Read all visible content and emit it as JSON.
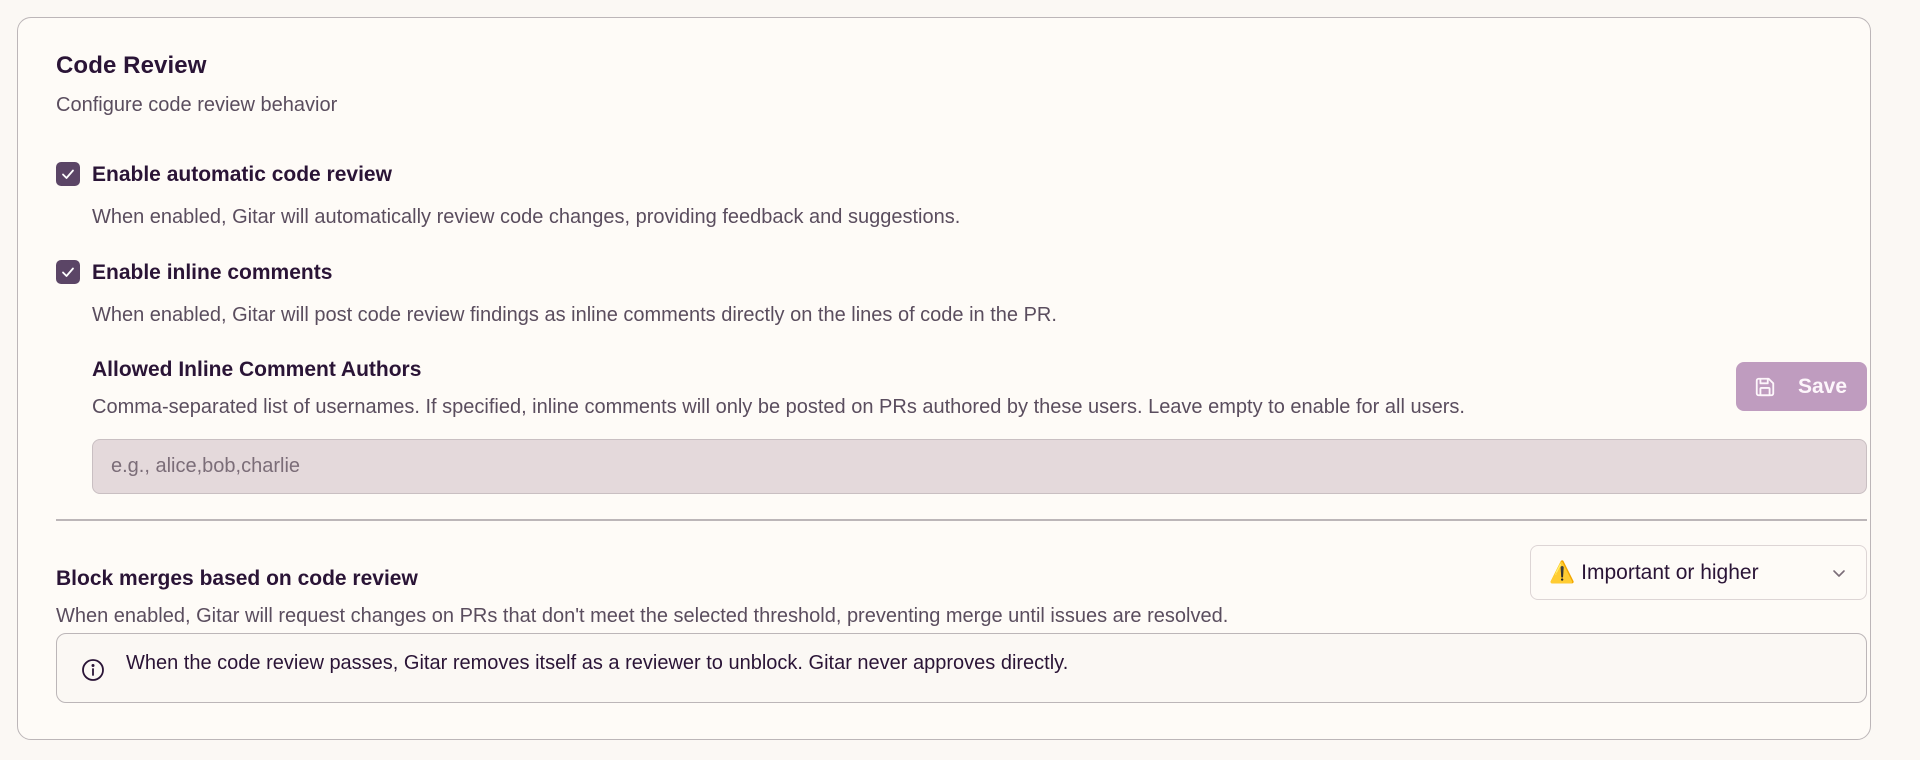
{
  "header": {
    "title": "Code Review",
    "subtitle": "Configure code review behavior"
  },
  "options": {
    "auto_review": {
      "label": "Enable automatic code review",
      "checked": true,
      "description": "When enabled, Gitar will automatically review code changes, providing feedback and suggestions."
    },
    "inline_comments": {
      "label": "Enable inline comments",
      "checked": true,
      "description": "When enabled, Gitar will post code review findings as inline comments directly on the lines of code in the PR."
    }
  },
  "authors": {
    "label": "Allowed Inline Comment Authors",
    "description": "Comma-separated list of usernames. If specified, inline comments will only be posted on PRs authored by these users. Leave empty to enable for all users.",
    "value": "",
    "placeholder": "e.g., alice,bob,charlie",
    "save_label": "Save",
    "save_icon": "floppy-disk-icon"
  },
  "block_merges": {
    "label": "Block merges based on code review",
    "description": "When enabled, Gitar will request changes on PRs that don't meet the selected threshold, preventing merge until issues are resolved.",
    "selected_emoji": "⚠️",
    "selected_value": "Important or higher"
  },
  "info": {
    "icon": "info-icon",
    "message": "When the code review passes, Gitar removes itself as a reviewer to unblock. Gitar never approves directly."
  },
  "colors": {
    "accent": "#5b4566",
    "save_button": "#bf9cbf",
    "input_bg": "#e4d9db",
    "card_bg": "#fefbf7"
  }
}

**WRITTEN TASK**
Copy out the listing exactly as it stands, but not the pictures.

**THE REPLY**
Read all visible content and emit it as JSON.
{
  "header": {
    "title": "Code Review",
    "subtitle": "Configure code review behavior"
  },
  "options": {
    "auto_review": {
      "label": "Enable automatic code review",
      "checked": true,
      "description": "When enabled, Gitar will automatically review code changes, providing feedback and suggestions."
    },
    "inline_comments": {
      "label": "Enable inline comments",
      "checked": true,
      "description": "When enabled, Gitar will post code review findings as inline comments directly on the lines of code in the PR."
    }
  },
  "authors": {
    "label": "Allowed Inline Comment Authors",
    "description": "Comma-separated list of usernames. If specified, inline comments will only be posted on PRs authored by these users. Leave empty to enable for all users.",
    "value": "",
    "placeholder": "e.g., alice,bob,charlie",
    "save_label": "Save",
    "save_icon": "floppy-disk-icon"
  },
  "block_merges": {
    "label": "Block merges based on code review",
    "description": "When enabled, Gitar will request changes on PRs that don't meet the selected threshold, preventing merge until issues are resolved.",
    "selected_emoji": "⚠️",
    "selected_value": "Important or higher"
  },
  "info": {
    "icon": "info-icon",
    "message": "When the code review passes, Gitar removes itself as a reviewer to unblock. Gitar never approves directly."
  },
  "colors": {
    "accent": "#5b4566",
    "save_button": "#bf9cbf",
    "input_bg": "#e4d9db",
    "card_bg": "#fefbf7"
  }
}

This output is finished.